GIVEN INSTRUCTION: Within the records that follow, find every line containing the string "etch". Copy those lines.

DATA FOR THE TASK:
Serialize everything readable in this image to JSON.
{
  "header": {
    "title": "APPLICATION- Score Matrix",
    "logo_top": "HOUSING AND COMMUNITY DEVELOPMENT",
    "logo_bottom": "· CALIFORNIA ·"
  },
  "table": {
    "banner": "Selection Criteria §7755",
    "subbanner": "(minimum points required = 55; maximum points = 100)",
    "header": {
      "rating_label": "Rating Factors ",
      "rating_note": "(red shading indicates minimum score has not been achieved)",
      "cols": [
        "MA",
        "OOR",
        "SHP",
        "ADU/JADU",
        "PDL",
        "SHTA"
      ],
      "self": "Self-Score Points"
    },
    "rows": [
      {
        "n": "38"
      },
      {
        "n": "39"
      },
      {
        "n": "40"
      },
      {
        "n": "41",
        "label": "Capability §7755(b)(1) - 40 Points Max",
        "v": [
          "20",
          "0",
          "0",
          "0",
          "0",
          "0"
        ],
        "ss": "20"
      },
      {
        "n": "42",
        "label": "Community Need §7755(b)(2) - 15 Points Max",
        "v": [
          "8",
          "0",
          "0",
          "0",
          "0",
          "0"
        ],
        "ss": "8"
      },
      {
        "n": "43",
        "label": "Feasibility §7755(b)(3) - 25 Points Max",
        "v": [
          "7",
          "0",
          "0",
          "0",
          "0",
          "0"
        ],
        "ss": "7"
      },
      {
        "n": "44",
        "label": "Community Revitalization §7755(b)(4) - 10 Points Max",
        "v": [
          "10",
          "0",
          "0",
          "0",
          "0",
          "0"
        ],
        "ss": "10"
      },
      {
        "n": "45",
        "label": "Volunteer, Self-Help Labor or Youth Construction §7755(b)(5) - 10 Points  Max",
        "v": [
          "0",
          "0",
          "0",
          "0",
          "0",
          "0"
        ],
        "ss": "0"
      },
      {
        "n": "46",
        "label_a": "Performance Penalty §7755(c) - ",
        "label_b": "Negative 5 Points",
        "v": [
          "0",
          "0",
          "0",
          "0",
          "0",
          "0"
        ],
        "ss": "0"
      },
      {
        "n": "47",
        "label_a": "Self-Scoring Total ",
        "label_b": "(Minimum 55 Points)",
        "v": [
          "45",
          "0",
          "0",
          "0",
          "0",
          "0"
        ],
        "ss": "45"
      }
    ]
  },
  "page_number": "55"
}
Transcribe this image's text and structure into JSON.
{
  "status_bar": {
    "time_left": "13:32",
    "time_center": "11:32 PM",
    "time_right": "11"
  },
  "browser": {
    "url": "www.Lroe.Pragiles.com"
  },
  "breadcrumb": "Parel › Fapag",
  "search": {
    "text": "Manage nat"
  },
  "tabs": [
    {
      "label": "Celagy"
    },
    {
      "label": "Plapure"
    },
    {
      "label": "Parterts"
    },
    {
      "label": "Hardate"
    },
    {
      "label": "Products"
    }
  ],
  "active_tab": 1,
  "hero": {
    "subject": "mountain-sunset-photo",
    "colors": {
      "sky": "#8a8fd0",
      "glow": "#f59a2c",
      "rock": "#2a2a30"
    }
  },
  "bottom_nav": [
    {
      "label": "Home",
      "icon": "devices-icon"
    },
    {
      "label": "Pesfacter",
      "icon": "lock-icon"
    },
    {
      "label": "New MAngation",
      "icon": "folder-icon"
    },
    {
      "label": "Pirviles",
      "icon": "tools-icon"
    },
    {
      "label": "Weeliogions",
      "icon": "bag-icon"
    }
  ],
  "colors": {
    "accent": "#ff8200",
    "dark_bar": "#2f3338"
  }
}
==
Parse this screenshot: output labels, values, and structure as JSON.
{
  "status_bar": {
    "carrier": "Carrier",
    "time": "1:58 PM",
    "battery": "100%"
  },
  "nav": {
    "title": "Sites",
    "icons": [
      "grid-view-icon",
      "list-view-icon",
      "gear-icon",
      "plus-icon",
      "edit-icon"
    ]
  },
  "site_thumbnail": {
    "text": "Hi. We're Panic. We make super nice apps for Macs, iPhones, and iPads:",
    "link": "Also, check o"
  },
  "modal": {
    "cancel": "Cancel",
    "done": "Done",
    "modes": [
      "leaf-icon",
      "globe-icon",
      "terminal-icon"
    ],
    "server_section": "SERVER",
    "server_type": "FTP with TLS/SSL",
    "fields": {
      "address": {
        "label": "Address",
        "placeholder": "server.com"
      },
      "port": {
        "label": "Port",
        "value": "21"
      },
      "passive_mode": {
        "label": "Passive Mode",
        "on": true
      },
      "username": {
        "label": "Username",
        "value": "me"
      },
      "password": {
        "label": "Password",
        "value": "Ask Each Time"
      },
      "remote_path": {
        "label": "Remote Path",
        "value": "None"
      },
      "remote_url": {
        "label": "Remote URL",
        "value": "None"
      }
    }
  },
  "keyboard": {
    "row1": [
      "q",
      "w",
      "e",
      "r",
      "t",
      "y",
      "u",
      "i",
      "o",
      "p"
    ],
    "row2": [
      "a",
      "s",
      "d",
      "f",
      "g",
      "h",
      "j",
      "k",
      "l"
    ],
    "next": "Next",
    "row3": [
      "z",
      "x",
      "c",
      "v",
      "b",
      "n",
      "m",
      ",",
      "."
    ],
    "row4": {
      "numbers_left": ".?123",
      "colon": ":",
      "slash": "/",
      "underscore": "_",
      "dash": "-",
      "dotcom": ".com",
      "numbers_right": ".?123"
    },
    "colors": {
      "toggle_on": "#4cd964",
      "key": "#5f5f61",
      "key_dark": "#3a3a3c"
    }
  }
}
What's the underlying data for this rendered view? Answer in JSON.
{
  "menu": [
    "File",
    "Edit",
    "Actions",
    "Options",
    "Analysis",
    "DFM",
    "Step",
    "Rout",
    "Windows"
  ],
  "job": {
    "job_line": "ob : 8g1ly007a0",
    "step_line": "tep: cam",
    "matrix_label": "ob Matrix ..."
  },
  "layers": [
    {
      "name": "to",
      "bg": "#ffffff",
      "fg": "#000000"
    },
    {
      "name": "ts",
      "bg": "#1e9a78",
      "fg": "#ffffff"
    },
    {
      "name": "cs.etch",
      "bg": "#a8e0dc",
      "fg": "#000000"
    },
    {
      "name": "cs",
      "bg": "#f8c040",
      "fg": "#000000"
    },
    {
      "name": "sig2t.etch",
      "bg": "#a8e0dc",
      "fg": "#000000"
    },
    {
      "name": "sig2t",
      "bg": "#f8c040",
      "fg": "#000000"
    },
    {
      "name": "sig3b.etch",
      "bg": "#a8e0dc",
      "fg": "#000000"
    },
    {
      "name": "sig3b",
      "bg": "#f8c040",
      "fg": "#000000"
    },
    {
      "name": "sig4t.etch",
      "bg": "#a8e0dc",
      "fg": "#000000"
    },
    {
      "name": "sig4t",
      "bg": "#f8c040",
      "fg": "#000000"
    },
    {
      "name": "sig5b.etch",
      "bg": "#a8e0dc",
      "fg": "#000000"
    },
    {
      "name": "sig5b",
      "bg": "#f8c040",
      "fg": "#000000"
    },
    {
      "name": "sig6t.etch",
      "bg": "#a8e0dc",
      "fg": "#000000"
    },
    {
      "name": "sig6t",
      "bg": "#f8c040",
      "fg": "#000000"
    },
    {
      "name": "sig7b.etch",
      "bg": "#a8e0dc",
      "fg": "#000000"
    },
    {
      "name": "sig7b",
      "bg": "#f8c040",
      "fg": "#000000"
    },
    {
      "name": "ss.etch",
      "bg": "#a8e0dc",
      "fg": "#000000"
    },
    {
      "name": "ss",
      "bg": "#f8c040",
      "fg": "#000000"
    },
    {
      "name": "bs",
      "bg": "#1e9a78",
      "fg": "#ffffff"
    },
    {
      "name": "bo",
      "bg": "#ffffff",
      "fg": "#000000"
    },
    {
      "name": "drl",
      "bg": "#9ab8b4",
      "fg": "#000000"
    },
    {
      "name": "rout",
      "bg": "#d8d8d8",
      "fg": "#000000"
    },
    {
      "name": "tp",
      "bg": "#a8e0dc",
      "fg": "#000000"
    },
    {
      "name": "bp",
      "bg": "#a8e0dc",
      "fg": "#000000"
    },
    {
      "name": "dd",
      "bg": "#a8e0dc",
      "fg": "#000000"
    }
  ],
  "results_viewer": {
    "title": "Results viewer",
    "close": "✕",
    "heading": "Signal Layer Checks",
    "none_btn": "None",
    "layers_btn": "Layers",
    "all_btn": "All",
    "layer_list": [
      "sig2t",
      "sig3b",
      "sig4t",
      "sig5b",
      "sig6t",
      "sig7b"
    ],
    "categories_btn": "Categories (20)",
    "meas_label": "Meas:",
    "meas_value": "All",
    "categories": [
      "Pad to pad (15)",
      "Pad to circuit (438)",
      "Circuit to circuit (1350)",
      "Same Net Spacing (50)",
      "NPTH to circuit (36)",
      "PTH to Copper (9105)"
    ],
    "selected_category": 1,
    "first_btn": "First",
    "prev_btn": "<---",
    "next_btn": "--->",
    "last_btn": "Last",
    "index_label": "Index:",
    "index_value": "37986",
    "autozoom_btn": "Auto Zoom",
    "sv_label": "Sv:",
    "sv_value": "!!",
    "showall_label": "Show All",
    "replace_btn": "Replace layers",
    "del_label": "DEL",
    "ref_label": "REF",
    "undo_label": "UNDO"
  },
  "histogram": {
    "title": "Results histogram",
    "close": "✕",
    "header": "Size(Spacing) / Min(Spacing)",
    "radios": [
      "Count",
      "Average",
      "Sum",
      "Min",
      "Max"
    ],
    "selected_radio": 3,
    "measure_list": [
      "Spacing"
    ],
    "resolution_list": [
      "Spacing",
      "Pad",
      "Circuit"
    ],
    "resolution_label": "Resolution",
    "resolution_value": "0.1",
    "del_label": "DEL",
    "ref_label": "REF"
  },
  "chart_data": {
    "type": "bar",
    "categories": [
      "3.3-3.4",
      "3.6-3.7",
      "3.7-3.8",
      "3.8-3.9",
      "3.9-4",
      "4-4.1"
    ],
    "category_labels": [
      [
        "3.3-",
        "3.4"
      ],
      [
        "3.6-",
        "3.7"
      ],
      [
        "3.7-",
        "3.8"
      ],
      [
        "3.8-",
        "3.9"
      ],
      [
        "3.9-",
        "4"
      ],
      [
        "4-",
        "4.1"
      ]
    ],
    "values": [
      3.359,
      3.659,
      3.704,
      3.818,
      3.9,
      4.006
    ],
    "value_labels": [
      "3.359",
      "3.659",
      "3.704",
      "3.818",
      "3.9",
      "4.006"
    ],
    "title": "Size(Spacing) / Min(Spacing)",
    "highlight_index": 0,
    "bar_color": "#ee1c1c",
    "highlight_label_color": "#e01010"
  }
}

SOLUTION FOR THIS EXERCISE:
      "name": "cs.etch",
      "name": "sig2t.etch",
      "name": "sig3b.etch",
      "name": "sig4t.etch",
      "name": "sig5b.etch",
      "name": "sig6t.etch",
      "name": "sig7b.etch",
      "name": "ss.etch",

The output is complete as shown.